Without altering anything, output the material below.

== MATERIAL PROVIDED ==

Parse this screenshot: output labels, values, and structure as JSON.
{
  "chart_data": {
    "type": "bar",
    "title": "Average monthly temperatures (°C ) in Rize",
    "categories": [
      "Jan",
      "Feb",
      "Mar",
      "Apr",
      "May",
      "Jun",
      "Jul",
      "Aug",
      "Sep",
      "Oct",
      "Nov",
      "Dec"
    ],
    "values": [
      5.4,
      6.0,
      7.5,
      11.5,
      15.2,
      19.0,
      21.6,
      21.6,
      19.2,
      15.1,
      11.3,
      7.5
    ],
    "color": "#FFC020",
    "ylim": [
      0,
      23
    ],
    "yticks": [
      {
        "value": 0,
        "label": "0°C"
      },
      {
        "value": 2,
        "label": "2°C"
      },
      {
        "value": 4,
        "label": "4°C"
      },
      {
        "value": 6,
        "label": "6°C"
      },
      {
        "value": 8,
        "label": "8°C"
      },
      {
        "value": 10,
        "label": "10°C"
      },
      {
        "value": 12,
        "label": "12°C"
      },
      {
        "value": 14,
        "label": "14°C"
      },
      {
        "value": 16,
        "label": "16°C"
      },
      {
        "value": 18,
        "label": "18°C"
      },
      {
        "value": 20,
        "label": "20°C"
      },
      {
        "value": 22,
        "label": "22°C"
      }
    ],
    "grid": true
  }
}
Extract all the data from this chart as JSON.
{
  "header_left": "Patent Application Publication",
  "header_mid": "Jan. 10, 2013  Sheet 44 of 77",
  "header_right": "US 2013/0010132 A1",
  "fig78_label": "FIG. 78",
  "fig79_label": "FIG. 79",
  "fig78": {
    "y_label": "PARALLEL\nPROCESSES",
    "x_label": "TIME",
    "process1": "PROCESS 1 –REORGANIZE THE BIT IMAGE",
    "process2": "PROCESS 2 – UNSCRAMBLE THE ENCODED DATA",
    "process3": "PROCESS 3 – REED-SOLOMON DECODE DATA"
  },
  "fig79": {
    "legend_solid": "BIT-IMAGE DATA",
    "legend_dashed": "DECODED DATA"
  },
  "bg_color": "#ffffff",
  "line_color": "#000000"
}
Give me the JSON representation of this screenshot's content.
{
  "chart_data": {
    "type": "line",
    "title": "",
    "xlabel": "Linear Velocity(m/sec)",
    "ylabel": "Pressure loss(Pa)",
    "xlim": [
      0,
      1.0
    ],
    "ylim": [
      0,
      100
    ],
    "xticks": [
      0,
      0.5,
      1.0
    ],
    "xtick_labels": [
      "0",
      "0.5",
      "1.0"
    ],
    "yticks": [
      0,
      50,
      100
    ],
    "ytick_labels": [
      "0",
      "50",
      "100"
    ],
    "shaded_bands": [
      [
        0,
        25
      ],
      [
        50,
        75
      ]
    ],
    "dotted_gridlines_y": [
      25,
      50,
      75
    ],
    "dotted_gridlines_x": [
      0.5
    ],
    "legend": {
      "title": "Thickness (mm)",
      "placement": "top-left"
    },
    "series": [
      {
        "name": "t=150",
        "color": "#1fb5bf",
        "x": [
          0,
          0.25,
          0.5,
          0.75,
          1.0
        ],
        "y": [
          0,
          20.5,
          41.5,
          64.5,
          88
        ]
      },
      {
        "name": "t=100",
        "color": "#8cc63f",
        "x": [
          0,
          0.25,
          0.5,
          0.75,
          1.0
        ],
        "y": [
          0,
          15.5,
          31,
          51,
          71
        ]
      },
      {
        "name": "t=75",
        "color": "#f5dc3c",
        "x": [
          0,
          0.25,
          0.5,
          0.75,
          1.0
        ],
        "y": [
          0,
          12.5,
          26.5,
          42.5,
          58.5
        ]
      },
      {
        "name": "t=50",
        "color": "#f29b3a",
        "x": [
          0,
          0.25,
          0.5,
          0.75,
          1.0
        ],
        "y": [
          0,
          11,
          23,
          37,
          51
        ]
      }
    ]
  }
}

===

**PROBLEM SOLUTION**
Parse this screenshot: output labels, values, and structure as JSON.
{
  "chart_data": {
    "type": "bar",
    "title": "Average monthly temperatures (°C ) in Rize",
    "categories": [
      "Jan",
      "Feb",
      "Mar",
      "Apr",
      "May",
      "Jun",
      "Jul",
      "Aug",
      "Sep",
      "Oct",
      "Nov",
      "Dec"
    ],
    "values": [
      5.4,
      6.0,
      7.5,
      11.5,
      15.2,
      19.0,
      21.6,
      21.6,
      19.2,
      15.1,
      11.3,
      7.5
    ],
    "color": "#FFC020",
    "ylim": [
      0,
      23
    ],
    "yticks": [
      {
        "value": 0,
        "label": "0°C"
      },
      {
        "value": 2,
        "label": "2°C"
      },
      {
        "value": 4,
        "label": "4°C"
      },
      {
        "value": 6,
        "label": "6°C"
      },
      {
        "value": 8,
        "label": "8°C"
      },
      {
        "value": 10,
        "label": "10°C"
      },
      {
        "value": 12,
        "label": "12°C"
      },
      {
        "value": 14,
        "label": "14°C"
      },
      {
        "value": 16,
        "label": "16°C"
      },
      {
        "value": 18,
        "label": "18°C"
      },
      {
        "value": 20,
        "label": "20°C"
      },
      {
        "value": 22,
        "label": "22°C"
      }
    ],
    "grid": true
  }
}
Extract all the data from this chart as JSON.
{
  "header_left": "Patent Application Publication",
  "header_mid": "Jan. 10, 2013  Sheet 44 of 77",
  "header_right": "US 2013/0010132 A1",
  "fig78_label": "FIG. 78",
  "fig79_label": "FIG. 79",
  "fig78": {
    "y_label": "PARALLEL\nPROCESSES",
    "x_label": "TIME",
    "process1": "PROCESS 1 –REORGANIZE THE BIT IMAGE",
    "process2": "PROCESS 2 – UNSCRAMBLE THE ENCODED DATA",
    "process3": "PROCESS 3 – REED-SOLOMON DECODE DATA"
  },
  "fig79": {
    "legend_solid": "BIT-IMAGE DATA",
    "legend_dashed": "DECODED DATA"
  },
  "bg_color": "#ffffff",
  "line_color": "#000000"
}
Give me the JSON representation of this screenshot's content.
{
  "chart_data": {
    "type": "line",
    "title": "",
    "xlabel": "Linear Velocity(m/sec)",
    "ylabel": "Pressure loss(Pa)",
    "xlim": [
      0,
      1.0
    ],
    "ylim": [
      0,
      100
    ],
    "xticks": [
      0,
      0.5,
      1.0
    ],
    "xtick_labels": [
      "0",
      "0.5",
      "1.0"
    ],
    "yticks": [
      0,
      50,
      100
    ],
    "ytick_labels": [
      "0",
      "50",
      "100"
    ],
    "shaded_bands": [
      [
        0,
        25
      ],
      [
        50,
        75
      ]
    ],
    "dotted_gridlines_y": [
      25,
      50,
      75
    ],
    "dotted_gridlines_x": [
      0.5
    ],
    "legend": {
      "title": "Thickness (mm)",
      "placement": "top-left"
    },
    "series": [
      {
        "name": "t=150",
        "color": "#1fb5bf",
        "x": [
          0,
          0.25,
          0.5,
          0.75,
          1.0
        ],
        "y": [
          0,
          20.5,
          41.5,
          64.5,
          88
        ]
      },
      {
        "name": "t=100",
        "color": "#8cc63f",
        "x": [
          0,
          0.25,
          0.5,
          0.75,
          1.0
        ],
        "y": [
          0,
          15.5,
          31,
          51,
          71
        ]
      },
      {
        "name": "t=75",
        "color": "#f5dc3c",
        "x": [
          0,
          0.25,
          0.5,
          0.75,
          1.0
        ],
        "y": [
          0,
          12.5,
          26.5,
          42.5,
          58.5
        ]
      },
      {
        "name": "t=50",
        "color": "#f29b3a",
        "x": [
          0,
          0.25,
          0.5,
          0.75,
          1.0
        ],
        "y": [
          0,
          11,
          23,
          37,
          51
        ]
      }
    ]
  }
}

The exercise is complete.